'''
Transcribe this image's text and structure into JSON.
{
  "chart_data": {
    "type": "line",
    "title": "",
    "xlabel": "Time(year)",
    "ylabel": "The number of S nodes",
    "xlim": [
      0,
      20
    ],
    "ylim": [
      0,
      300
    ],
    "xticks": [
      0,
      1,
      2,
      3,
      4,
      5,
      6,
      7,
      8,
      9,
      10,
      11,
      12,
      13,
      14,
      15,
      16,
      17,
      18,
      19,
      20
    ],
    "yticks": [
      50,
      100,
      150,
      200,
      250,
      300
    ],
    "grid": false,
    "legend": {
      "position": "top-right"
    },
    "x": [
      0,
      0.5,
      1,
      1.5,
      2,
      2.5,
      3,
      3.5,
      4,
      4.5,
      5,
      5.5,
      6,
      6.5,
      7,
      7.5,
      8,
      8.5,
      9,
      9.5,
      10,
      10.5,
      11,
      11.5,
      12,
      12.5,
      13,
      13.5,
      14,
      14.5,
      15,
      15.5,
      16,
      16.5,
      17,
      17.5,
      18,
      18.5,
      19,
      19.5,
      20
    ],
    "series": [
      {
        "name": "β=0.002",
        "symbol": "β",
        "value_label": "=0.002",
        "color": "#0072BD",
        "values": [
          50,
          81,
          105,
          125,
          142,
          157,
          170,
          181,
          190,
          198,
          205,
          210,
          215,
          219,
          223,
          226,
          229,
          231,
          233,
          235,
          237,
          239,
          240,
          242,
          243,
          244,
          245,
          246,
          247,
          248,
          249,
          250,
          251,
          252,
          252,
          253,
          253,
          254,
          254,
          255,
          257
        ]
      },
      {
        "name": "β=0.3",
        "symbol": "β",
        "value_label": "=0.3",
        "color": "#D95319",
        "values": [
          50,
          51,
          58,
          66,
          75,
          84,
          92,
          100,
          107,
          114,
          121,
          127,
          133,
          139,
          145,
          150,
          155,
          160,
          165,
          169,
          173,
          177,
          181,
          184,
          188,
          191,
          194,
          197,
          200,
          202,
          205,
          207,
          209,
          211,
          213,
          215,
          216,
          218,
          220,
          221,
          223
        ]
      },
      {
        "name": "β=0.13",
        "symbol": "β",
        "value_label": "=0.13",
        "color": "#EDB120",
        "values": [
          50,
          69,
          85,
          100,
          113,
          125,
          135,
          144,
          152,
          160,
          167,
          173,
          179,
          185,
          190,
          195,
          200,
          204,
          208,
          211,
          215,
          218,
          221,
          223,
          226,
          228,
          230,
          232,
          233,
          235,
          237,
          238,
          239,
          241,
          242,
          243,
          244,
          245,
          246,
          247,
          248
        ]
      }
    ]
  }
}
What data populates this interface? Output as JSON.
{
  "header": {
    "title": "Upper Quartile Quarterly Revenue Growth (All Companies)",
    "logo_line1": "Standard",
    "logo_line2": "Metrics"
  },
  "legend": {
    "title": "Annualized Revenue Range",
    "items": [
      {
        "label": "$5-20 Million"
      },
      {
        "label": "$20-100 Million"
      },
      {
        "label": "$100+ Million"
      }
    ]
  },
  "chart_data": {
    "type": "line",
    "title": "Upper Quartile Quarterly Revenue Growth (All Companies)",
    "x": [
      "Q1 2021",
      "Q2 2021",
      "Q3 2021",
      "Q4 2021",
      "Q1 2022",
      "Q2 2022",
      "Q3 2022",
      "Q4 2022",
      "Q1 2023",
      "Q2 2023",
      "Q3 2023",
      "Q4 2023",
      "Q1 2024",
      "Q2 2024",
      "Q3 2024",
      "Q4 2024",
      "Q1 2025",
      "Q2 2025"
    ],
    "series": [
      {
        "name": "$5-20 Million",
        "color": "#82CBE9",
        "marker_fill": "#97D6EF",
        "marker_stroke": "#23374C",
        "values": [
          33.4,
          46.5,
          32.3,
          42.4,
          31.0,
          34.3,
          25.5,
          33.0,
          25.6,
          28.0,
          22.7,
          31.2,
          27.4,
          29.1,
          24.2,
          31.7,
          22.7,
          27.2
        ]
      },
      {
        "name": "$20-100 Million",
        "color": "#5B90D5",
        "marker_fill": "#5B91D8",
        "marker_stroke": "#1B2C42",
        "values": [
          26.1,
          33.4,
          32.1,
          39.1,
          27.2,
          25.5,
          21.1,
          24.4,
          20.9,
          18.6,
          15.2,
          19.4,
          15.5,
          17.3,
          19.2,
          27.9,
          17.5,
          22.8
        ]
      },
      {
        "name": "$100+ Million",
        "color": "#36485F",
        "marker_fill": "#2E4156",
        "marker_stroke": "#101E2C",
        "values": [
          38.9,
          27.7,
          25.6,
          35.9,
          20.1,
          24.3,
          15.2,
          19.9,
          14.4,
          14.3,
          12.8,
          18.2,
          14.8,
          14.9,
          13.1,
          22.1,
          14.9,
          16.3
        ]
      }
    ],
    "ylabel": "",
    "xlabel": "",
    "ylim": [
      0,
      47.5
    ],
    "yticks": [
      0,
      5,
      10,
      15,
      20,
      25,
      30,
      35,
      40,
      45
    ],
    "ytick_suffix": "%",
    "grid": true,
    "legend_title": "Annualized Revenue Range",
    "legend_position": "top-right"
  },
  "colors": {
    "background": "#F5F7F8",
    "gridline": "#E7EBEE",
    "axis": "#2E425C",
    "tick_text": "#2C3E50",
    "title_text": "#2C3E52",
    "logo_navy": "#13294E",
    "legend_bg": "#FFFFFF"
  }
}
'''
TASK GOAL: Output the records exactly, including every line.

COMPLETED TASK:
Transcribe this image's text and structure into JSON.
{
  "chart_data": {
    "type": "line",
    "title": "",
    "xlabel": "Time(year)",
    "ylabel": "The number of S nodes",
    "xlim": [
      0,
      20
    ],
    "ylim": [
      0,
      300
    ],
    "xticks": [
      0,
      1,
      2,
      3,
      4,
      5,
      6,
      7,
      8,
      9,
      10,
      11,
      12,
      13,
      14,
      15,
      16,
      17,
      18,
      19,
      20
    ],
    "yticks": [
      50,
      100,
      150,
      200,
      250,
      300
    ],
    "grid": false,
    "legend": {
      "position": "top-right"
    },
    "x": [
      0,
      0.5,
      1,
      1.5,
      2,
      2.5,
      3,
      3.5,
      4,
      4.5,
      5,
      5.5,
      6,
      6.5,
      7,
      7.5,
      8,
      8.5,
      9,
      9.5,
      10,
      10.5,
      11,
      11.5,
      12,
      12.5,
      13,
      13.5,
      14,
      14.5,
      15,
      15.5,
      16,
      16.5,
      17,
      17.5,
      18,
      18.5,
      19,
      19.5,
      20
    ],
    "series": [
      {
        "name": "β=0.002",
        "symbol": "β",
        "value_label": "=0.002",
        "color": "#0072BD",
        "values": [
          50,
          81,
          105,
          125,
          142,
          157,
          170,
          181,
          190,
          198,
          205,
          210,
          215,
          219,
          223,
          226,
          229,
          231,
          233,
          235,
          237,
          239,
          240,
          242,
          243,
          244,
          245,
          246,
          247,
          248,
          249,
          250,
          251,
          252,
          252,
          253,
          253,
          254,
          254,
          255,
          257
        ]
      },
      {
        "name": "β=0.3",
        "symbol": "β",
        "value_label": "=0.3",
        "color": "#D95319",
        "values": [
          50,
          51,
          58,
          66,
          75,
          84,
          92,
          100,
          107,
          114,
          121,
          127,
          133,
          139,
          145,
          150,
          155,
          160,
          165,
          169,
          173,
          177,
          181,
          184,
          188,
          191,
          194,
          197,
          200,
          202,
          205,
          207,
          209,
          211,
          213,
          215,
          216,
          218,
          220,
          221,
          223
        ]
      },
      {
        "name": "β=0.13",
        "symbol": "β",
        "value_label": "=0.13",
        "color": "#EDB120",
        "values": [
          50,
          69,
          85,
          100,
          113,
          125,
          135,
          144,
          152,
          160,
          167,
          173,
          179,
          185,
          190,
          195,
          200,
          204,
          208,
          211,
          215,
          218,
          221,
          223,
          226,
          228,
          230,
          232,
          233,
          235,
          237,
          238,
          239,
          241,
          242,
          243,
          244,
          245,
          246,
          247,
          248
        ]
      }
    ]
  }
}
What data populates this interface? Output as JSON.
{
  "header": {
    "title": "Upper Quartile Quarterly Revenue Growth (All Companies)",
    "logo_line1": "Standard",
    "logo_line2": "Metrics"
  },
  "legend": {
    "title": "Annualized Revenue Range",
    "items": [
      {
        "label": "$5-20 Million"
      },
      {
        "label": "$20-100 Million"
      },
      {
        "label": "$100+ Million"
      }
    ]
  },
  "chart_data": {
    "type": "line",
    "title": "Upper Quartile Quarterly Revenue Growth (All Companies)",
    "x": [
      "Q1 2021",
      "Q2 2021",
      "Q3 2021",
      "Q4 2021",
      "Q1 2022",
      "Q2 2022",
      "Q3 2022",
      "Q4 2022",
      "Q1 2023",
      "Q2 2023",
      "Q3 2023",
      "Q4 2023",
      "Q1 2024",
      "Q2 2024",
      "Q3 2024",
      "Q4 2024",
      "Q1 2025",
      "Q2 2025"
    ],
    "series": [
      {
        "name": "$5-20 Million",
        "color": "#82CBE9",
        "marker_fill": "#97D6EF",
        "marker_stroke": "#23374C",
        "values": [
          33.4,
          46.5,
          32.3,
          42.4,
          31.0,
          34.3,
          25.5,
          33.0,
          25.6,
          28.0,
          22.7,
          31.2,
          27.4,
          29.1,
          24.2,
          31.7,
          22.7,
          27.2
        ]
      },
      {
        "name": "$20-100 Million",
        "color": "#5B90D5",
        "marker_fill": "#5B91D8",
        "marker_stroke": "#1B2C42",
        "values": [
          26.1,
          33.4,
          32.1,
          39.1,
          27.2,
          25.5,
          21.1,
          24.4,
          20.9,
          18.6,
          15.2,
          19.4,
          15.5,
          17.3,
          19.2,
          27.9,
          17.5,
          22.8
        ]
      },
      {
        "name": "$100+ Million",
        "color": "#36485F",
        "marker_fill": "#2E4156",
        "marker_stroke": "#101E2C",
        "values": [
          38.9,
          27.7,
          25.6,
          35.9,
          20.1,
          24.3,
          15.2,
          19.9,
          14.4,
          14.3,
          12.8,
          18.2,
          14.8,
          14.9,
          13.1,
          22.1,
          14.9,
          16.3
        ]
      }
    ],
    "ylabel": "",
    "xlabel": "",
    "ylim": [
      0,
      47.5
    ],
    "yticks": [
      0,
      5,
      10,
      15,
      20,
      25,
      30,
      35,
      40,
      45
    ],
    "ytick_suffix": "%",
    "grid": true,
    "legend_title": "Annualized Revenue Range",
    "legend_position": "top-right"
  },
  "colors": {
    "background": "#F5F7F8",
    "gridline": "#E7EBEE",
    "axis": "#2E425C",
    "tick_text": "#2C3E50",
    "title_text": "#2C3E52",
    "logo_navy": "#13294E",
    "legend_bg": "#FFFFFF"
  }
}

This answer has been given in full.